:: Extracted data ::

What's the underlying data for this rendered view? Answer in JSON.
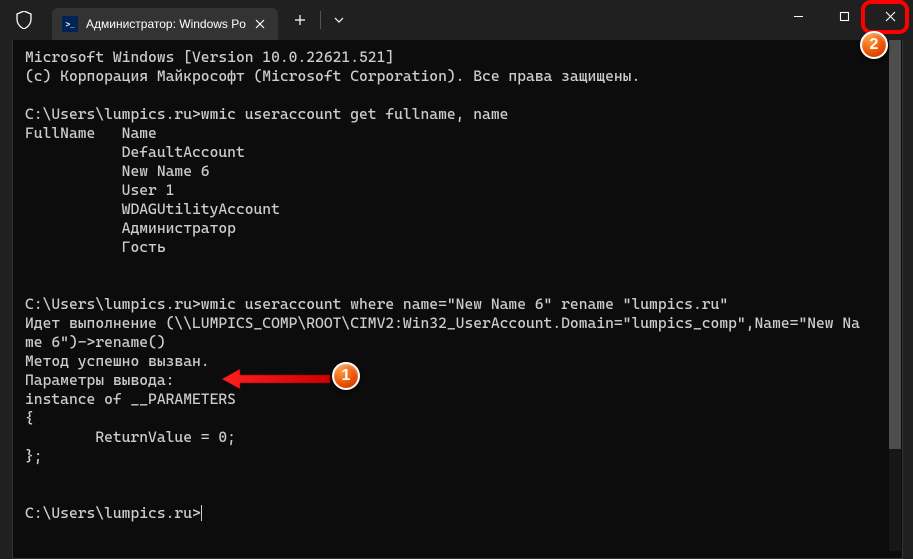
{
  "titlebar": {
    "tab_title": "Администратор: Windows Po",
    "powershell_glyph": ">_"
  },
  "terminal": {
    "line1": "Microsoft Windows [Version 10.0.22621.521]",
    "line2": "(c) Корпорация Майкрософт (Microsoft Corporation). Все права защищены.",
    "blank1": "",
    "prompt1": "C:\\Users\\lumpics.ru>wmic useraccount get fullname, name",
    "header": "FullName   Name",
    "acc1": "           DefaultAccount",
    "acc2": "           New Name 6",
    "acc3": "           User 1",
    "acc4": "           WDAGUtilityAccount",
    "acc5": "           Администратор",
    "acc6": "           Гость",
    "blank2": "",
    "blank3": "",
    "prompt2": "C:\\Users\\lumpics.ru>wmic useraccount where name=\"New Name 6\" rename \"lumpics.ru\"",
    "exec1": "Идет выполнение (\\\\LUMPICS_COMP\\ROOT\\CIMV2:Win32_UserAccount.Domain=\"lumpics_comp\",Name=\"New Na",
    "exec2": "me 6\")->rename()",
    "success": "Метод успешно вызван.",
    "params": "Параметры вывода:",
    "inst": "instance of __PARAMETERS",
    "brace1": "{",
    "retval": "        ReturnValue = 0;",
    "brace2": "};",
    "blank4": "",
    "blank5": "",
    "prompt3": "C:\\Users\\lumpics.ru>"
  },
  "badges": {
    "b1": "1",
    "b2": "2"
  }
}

:::
:: Extracted data ::

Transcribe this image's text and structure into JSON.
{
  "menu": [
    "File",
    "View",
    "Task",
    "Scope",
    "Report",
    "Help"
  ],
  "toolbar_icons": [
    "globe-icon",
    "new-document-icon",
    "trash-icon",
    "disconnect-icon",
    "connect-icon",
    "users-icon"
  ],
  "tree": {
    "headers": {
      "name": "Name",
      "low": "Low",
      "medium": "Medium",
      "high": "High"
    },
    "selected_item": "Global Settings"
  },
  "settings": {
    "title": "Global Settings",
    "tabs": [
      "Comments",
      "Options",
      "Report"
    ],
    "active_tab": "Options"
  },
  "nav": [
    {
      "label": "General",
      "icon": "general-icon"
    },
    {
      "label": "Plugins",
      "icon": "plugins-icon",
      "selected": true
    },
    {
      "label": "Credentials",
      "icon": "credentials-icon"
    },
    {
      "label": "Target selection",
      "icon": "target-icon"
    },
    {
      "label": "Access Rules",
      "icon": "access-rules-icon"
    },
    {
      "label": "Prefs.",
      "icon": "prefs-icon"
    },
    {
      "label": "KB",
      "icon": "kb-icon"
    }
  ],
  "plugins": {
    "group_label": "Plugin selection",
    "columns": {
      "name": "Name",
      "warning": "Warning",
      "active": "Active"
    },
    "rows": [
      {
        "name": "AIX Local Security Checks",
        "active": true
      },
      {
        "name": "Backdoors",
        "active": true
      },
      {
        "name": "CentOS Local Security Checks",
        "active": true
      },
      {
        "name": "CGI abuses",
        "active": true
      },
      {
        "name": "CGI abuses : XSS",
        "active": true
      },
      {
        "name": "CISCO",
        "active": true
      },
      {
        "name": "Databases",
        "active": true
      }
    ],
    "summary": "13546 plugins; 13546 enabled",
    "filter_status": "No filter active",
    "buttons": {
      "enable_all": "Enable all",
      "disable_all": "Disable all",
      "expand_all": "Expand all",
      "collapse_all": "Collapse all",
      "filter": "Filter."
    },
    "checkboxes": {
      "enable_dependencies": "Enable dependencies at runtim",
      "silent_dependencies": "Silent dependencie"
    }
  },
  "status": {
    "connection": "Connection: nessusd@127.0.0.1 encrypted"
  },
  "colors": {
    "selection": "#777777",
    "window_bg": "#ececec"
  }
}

:::
:: Extracted data ::

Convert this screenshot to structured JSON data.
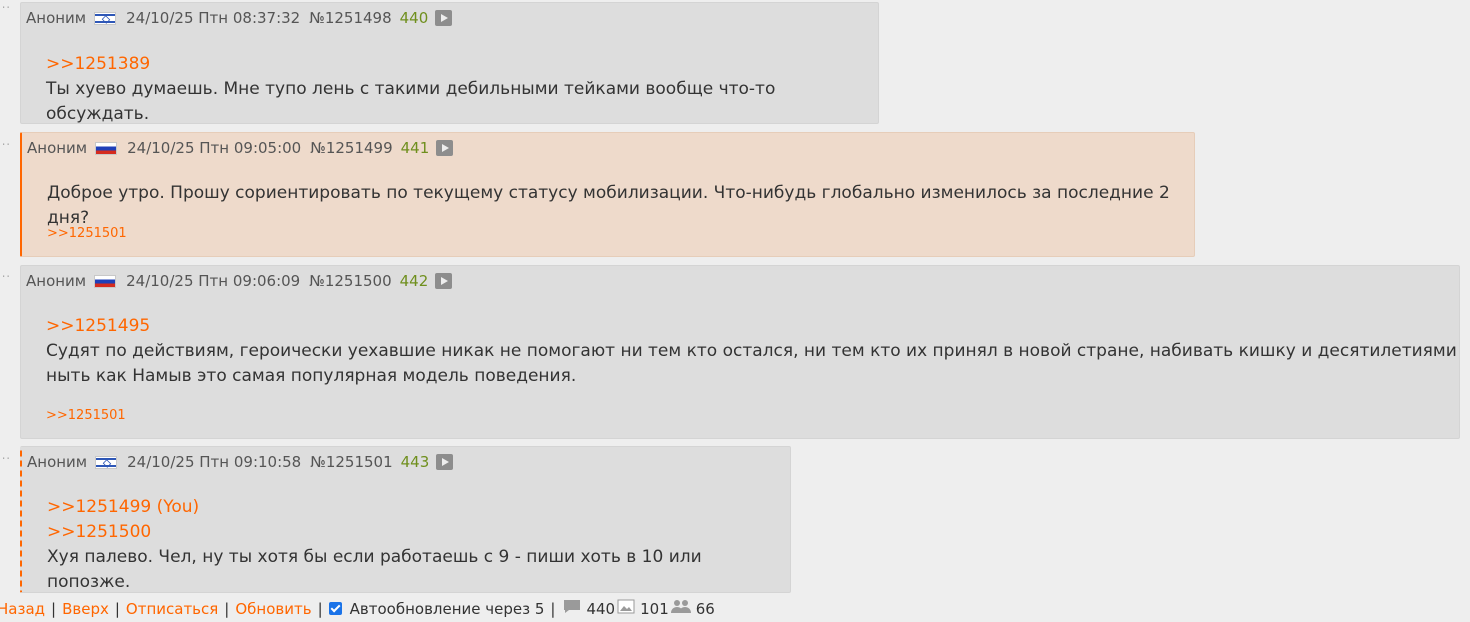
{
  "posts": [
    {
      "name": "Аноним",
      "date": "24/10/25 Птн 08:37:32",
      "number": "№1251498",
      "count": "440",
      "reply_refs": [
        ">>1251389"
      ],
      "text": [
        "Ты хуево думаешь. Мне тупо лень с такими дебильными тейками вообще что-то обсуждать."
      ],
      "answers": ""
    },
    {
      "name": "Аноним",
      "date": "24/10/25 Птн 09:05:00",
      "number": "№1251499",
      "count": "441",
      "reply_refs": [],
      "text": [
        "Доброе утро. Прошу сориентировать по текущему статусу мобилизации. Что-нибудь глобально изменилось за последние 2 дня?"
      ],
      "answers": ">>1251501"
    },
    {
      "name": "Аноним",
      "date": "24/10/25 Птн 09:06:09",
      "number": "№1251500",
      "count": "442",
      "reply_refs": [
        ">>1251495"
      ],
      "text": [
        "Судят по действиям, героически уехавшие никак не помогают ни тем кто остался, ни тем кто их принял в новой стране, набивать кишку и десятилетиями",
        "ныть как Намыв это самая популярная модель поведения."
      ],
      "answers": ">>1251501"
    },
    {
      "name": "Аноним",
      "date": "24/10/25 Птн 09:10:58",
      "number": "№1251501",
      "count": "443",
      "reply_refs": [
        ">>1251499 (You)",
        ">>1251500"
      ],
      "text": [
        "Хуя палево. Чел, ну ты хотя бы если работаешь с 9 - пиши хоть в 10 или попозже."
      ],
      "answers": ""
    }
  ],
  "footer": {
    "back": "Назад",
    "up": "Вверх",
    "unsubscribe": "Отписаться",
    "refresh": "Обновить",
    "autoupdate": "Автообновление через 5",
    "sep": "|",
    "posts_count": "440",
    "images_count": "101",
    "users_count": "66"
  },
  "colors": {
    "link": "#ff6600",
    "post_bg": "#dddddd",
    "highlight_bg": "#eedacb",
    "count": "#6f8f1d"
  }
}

:::

→ Goal: Give the count of lines holding the word "Checks" and nothing more.

→ Result of this exercise: 2